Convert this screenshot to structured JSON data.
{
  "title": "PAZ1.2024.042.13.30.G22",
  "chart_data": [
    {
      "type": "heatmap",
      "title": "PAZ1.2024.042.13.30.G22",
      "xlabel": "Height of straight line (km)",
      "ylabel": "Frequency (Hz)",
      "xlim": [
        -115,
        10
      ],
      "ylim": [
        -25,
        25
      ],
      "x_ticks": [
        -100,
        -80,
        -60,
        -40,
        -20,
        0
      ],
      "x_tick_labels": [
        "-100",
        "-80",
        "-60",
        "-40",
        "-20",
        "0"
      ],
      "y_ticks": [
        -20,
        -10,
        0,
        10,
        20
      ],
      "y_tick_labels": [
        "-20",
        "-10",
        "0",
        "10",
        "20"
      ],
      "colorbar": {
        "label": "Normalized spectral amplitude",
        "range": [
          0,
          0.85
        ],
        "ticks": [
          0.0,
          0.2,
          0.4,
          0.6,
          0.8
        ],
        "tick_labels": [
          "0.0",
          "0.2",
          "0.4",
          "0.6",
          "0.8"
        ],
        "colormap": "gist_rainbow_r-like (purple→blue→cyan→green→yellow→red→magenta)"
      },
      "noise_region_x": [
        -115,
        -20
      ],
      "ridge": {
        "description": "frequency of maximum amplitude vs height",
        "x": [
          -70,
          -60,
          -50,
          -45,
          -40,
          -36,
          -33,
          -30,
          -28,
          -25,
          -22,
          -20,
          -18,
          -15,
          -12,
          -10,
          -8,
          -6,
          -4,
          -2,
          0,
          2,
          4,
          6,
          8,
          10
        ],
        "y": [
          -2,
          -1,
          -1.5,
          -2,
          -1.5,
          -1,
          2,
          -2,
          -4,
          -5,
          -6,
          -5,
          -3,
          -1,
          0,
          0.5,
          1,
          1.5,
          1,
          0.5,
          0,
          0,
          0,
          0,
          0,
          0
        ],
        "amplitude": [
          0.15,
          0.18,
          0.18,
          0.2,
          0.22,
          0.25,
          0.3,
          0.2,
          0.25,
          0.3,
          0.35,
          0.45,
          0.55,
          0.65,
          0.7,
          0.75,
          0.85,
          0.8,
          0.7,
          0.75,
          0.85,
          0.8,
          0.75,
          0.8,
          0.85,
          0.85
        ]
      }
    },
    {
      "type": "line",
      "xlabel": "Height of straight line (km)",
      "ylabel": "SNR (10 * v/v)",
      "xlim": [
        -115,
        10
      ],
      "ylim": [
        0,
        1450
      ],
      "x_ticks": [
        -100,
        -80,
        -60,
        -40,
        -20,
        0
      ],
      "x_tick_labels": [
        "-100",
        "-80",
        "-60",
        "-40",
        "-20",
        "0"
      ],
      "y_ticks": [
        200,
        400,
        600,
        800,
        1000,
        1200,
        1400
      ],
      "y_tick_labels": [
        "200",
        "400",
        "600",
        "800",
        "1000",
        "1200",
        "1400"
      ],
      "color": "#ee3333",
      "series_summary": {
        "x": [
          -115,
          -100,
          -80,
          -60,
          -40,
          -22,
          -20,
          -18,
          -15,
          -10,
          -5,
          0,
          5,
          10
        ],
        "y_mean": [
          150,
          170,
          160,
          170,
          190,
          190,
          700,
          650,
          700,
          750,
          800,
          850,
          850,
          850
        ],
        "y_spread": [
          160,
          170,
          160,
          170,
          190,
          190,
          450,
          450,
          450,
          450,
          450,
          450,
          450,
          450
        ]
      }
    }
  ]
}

──────

### [Challenge]
Copy each line of the records containing the string "title".

### [Task answer]
  "title": "PAZ1.2024.042.13.30.G22",
      "title": "PAZ1.2024.042.13.30.G22",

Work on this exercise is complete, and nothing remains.